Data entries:
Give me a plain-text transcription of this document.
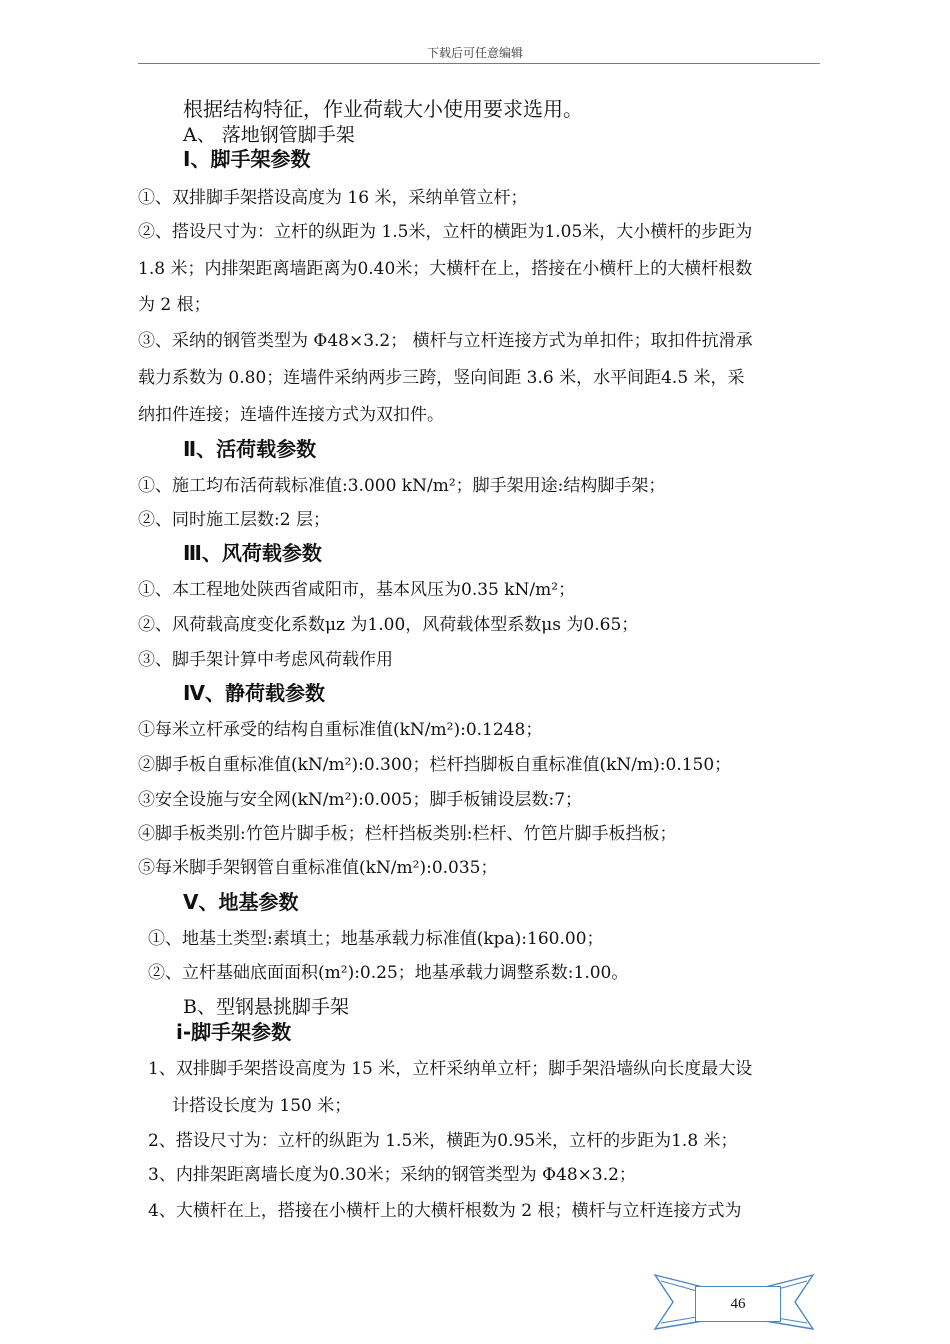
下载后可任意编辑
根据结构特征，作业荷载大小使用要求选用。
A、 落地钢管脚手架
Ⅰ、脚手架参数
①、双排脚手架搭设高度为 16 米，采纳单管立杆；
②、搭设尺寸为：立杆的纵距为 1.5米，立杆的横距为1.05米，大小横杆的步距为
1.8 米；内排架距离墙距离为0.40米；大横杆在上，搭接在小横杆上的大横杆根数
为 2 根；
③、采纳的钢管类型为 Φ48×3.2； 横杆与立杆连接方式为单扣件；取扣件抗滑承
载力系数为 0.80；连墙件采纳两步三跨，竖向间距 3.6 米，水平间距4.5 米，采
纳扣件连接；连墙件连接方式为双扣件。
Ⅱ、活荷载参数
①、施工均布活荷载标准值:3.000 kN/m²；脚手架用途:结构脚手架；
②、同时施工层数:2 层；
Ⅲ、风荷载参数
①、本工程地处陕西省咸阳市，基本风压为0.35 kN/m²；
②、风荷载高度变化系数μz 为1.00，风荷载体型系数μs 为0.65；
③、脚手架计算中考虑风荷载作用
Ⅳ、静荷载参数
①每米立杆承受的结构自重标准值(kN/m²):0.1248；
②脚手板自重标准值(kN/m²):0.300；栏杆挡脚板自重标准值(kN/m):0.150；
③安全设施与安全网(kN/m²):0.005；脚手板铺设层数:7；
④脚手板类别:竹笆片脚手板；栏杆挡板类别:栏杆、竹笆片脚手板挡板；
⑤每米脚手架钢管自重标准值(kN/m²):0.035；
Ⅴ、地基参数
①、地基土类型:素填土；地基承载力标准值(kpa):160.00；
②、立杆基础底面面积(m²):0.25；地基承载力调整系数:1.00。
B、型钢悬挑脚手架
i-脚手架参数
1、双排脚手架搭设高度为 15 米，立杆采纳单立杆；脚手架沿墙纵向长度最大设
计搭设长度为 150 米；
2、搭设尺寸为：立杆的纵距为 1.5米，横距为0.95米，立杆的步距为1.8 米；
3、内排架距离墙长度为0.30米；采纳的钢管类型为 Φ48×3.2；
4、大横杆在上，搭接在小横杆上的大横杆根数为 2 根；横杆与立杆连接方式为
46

---

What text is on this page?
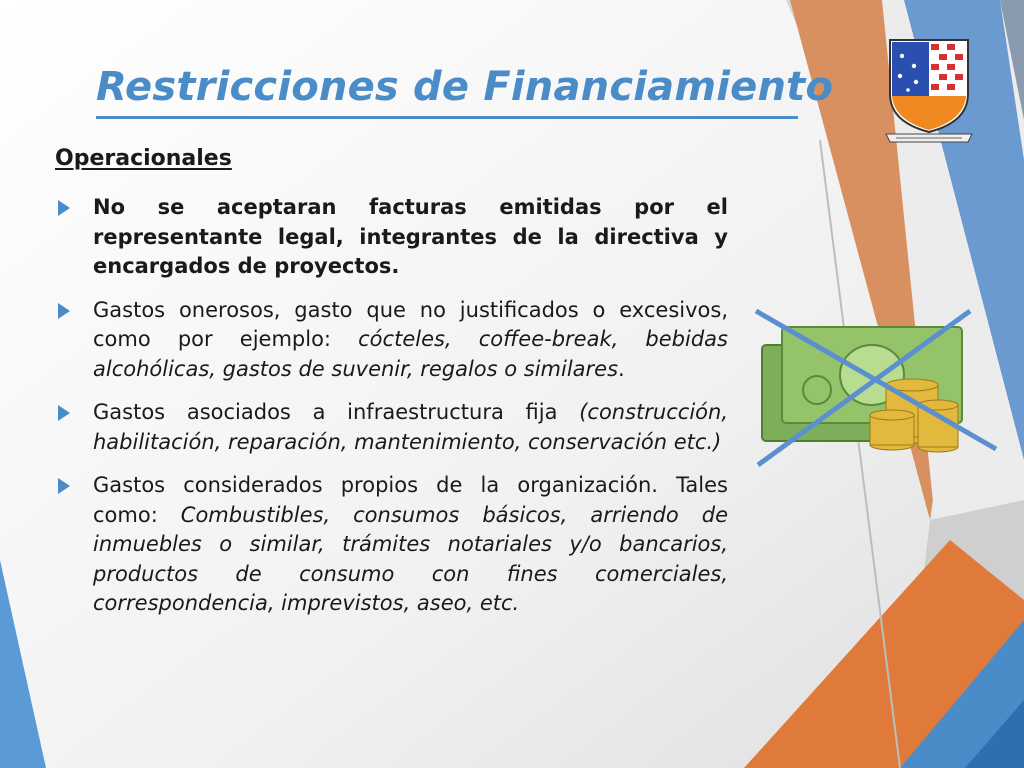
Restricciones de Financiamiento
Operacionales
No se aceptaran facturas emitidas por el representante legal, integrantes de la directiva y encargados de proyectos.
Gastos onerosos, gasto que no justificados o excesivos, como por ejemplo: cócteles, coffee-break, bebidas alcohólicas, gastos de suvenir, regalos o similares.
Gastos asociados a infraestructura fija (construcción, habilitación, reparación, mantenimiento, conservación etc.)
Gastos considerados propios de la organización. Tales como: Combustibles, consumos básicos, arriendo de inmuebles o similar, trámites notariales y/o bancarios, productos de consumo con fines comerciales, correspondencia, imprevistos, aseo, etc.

DIRECTIVE - Pick out each line containing the string "搭设尺寸为" and copy it.

FULL OUTPUT -
②、搭设尺寸为：立杆的纵距为 1.5米，立杆的横距为1.05米，大小横杆的步距为
2、搭设尺寸为：立杆的纵距为 1.5米，横距为0.95米，立杆的步距为1.8 米；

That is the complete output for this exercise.